##### PROVIDED RECORDS #####

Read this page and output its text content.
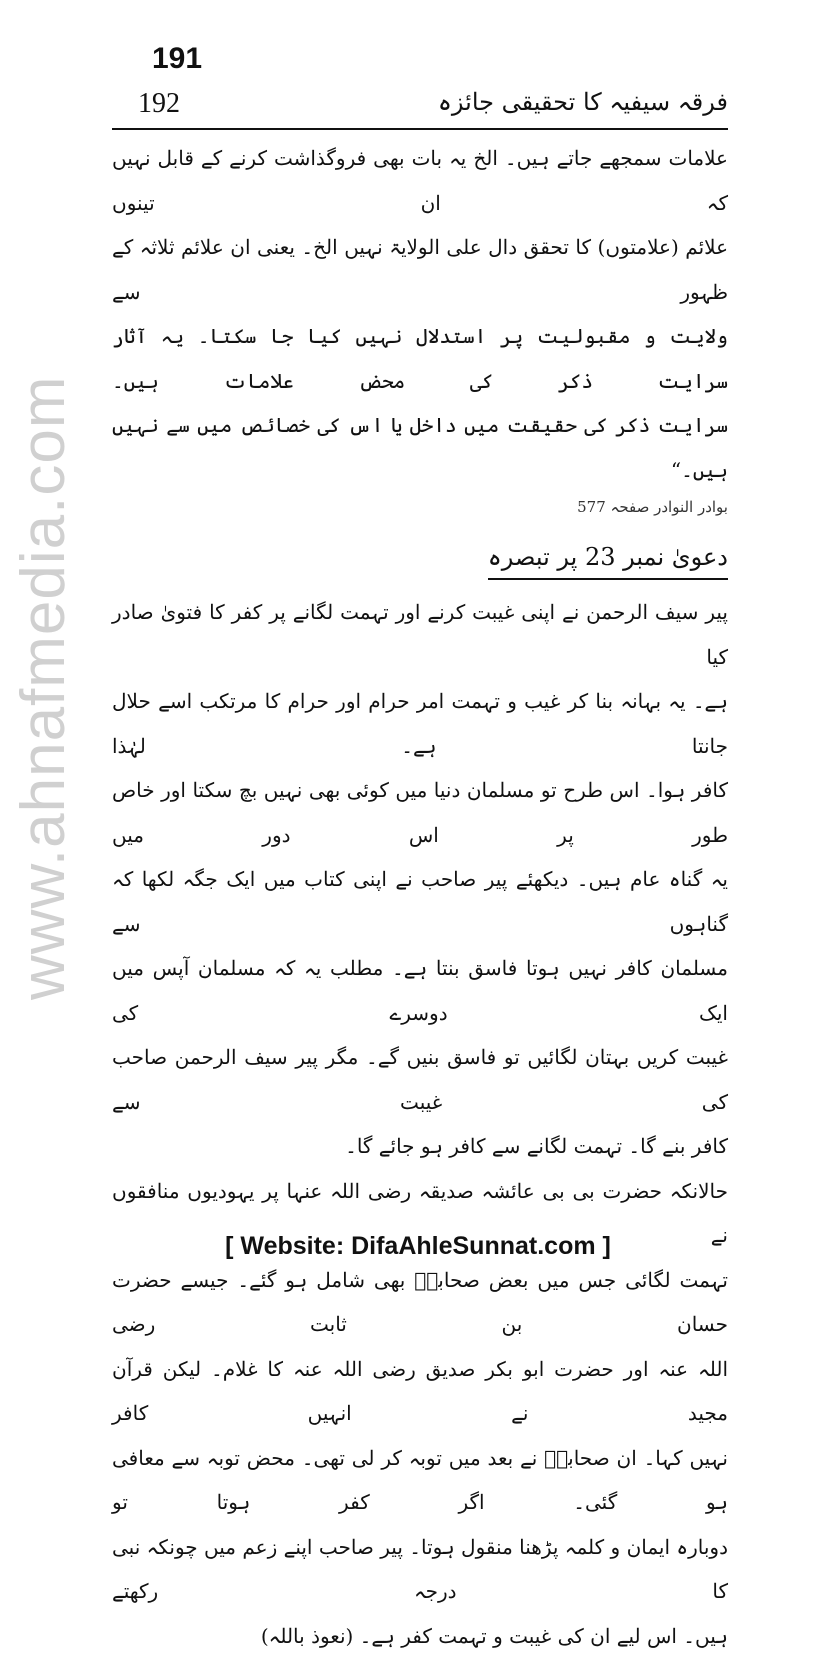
191
192	فرقہ سیفیہ کا تحقیقی جائزہ
www.ahnafmedia.com

علامات سمجھے جاتے ہیں۔ الخ یہ بات بھی فروگذاشت کرنے کے قابل نہیں کہ ان تینوں
علائم (علامتوں) کا تحقق دال علی الولایۃ نہیں الخ۔ یعنی ان علائم ثلاثہ کے ظہور سے
ولایت و مقبولیت پر استدلال نہیں کیا جا سکتا۔ یہ آثار سرایت ذکر کی محض علامات ہیں۔
سرایت ذکر کی حقیقت میں داخل یا اس کی خصائص میں سے نہیں ہیں۔“

بوادر النوادر صفحہ 577
دعویٰ نمبر 23 پر تبصرہ

پیر سیف الرحمن نے اپنی غیبت کرنے اور تہمت لگانے پر کفر کا فتویٰ صادر کیا
ہے۔ یہ بہانہ بنا کر غیب و تہمت امر حرام اور حرام کا مرتکب اسے حلال جانتا ہے۔ لہٰذا
کافر ہوا۔ اس طرح تو مسلمان دنیا میں کوئی بھی نہیں بچ سکتا اور خاص طور پر اس دور میں
یہ گناہ عام ہیں۔ دیکھئے پیر صاحب نے اپنی کتاب میں ایک جگہ لکھا کہ گناہوں سے
مسلمان کافر نہیں ہوتا فاسق بنتا ہے۔ مطلب یہ کہ مسلمان آپس میں ایک دوسرے کی
غیبت کریں بہتان لگائیں تو فاسق بنیں گے۔ مگر پیر سیف الرحمن صاحب کی غیبت سے
کافر بنے گا۔ تہمت لگانے سے کافر ہو جائے گا۔

حالانکہ حضرت بی بی عائشہ صدیقہ رضی اللہ عنہا پر یہودیوں منافقوں نے
تہمت لگائی جس میں بعض صحابیؓ بھی شامل ہو گئے۔ جیسے حضرت حسان بن ثابت رضی
اللہ عنہ اور حضرت ابو بکر صدیق رضی اللہ عنہ کا غلام۔ لیکن قرآن مجید نے انہیں کافر
نہیں کہا۔ ان صحابہؓ نے بعد میں توبہ کر لی تھی۔ محض توبہ سے معافی ہو گئی۔ اگر کفر ہوتا تو
دوبارہ ایمان و کلمہ پڑھنا منقول ہوتا۔ پیر صاحب اپنے زعم میں چونکہ نبی کا درجہ رکھتے
ہیں۔ اس لیے ان کی غیبت و تہمت کفر ہے۔ (نعوذ باللہ)

[ Website: DifaAhleSunnat.com ]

#####

* JOB *
Omit every image. Quote each record exactly.

* RESPONSE *
Read this page and output its text content.
191
192	فرقہ سیفیہ کا تحقیقی جائزہ
www.ahnafmedia.com

علامات سمجھے جاتے ہیں۔ الخ یہ بات بھی فروگذاشت کرنے کے قابل نہیں کہ ان تینوں
علائم (علامتوں) کا تحقق دال علی الولایۃ نہیں الخ۔ یعنی ان علائم ثلاثہ کے ظہور سے
ولایت و مقبولیت پر استدلال نہیں کیا جا سکتا۔ یہ آثار سرایت ذکر کی محض علامات ہیں۔
سرایت ذکر کی حقیقت میں داخل یا اس کی خصائص میں سے نہیں ہیں۔“

بوادر النوادر صفحہ 577
دعویٰ نمبر 23 پر تبصرہ

پیر سیف الرحمن نے اپنی غیبت کرنے اور تہمت لگانے پر کفر کا فتویٰ صادر کیا
ہے۔ یہ بہانہ بنا کر غیب و تہمت امر حرام اور حرام کا مرتکب اسے حلال جانتا ہے۔ لہٰذا
کافر ہوا۔ اس طرح تو مسلمان دنیا میں کوئی بھی نہیں بچ سکتا اور خاص طور پر اس دور میں
یہ گناہ عام ہیں۔ دیکھئے پیر صاحب نے اپنی کتاب میں ایک جگہ لکھا کہ گناہوں سے
مسلمان کافر نہیں ہوتا فاسق بنتا ہے۔ مطلب یہ کہ مسلمان آپس میں ایک دوسرے کی
غیبت کریں بہتان لگائیں تو فاسق بنیں گے۔ مگر پیر سیف الرحمن صاحب کی غیبت سے
کافر بنے گا۔ تہمت لگانے سے کافر ہو جائے گا۔

حالانکہ حضرت بی بی عائشہ صدیقہ رضی اللہ عنہا پر یہودیوں منافقوں نے
تہمت لگائی جس میں بعض صحابیؓ بھی شامل ہو گئے۔ جیسے حضرت حسان بن ثابت رضی
اللہ عنہ اور حضرت ابو بکر صدیق رضی اللہ عنہ کا غلام۔ لیکن قرآن مجید نے انہیں کافر
نہیں کہا۔ ان صحابہؓ نے بعد میں توبہ کر لی تھی۔ محض توبہ سے معافی ہو گئی۔ اگر کفر ہوتا تو
دوبارہ ایمان و کلمہ پڑھنا منقول ہوتا۔ پیر صاحب اپنے زعم میں چونکہ نبی کا درجہ رکھتے
ہیں۔ اس لیے ان کی غیبت و تہمت کفر ہے۔ (نعوذ باللہ)

[ Website: DifaAhleSunnat.com ]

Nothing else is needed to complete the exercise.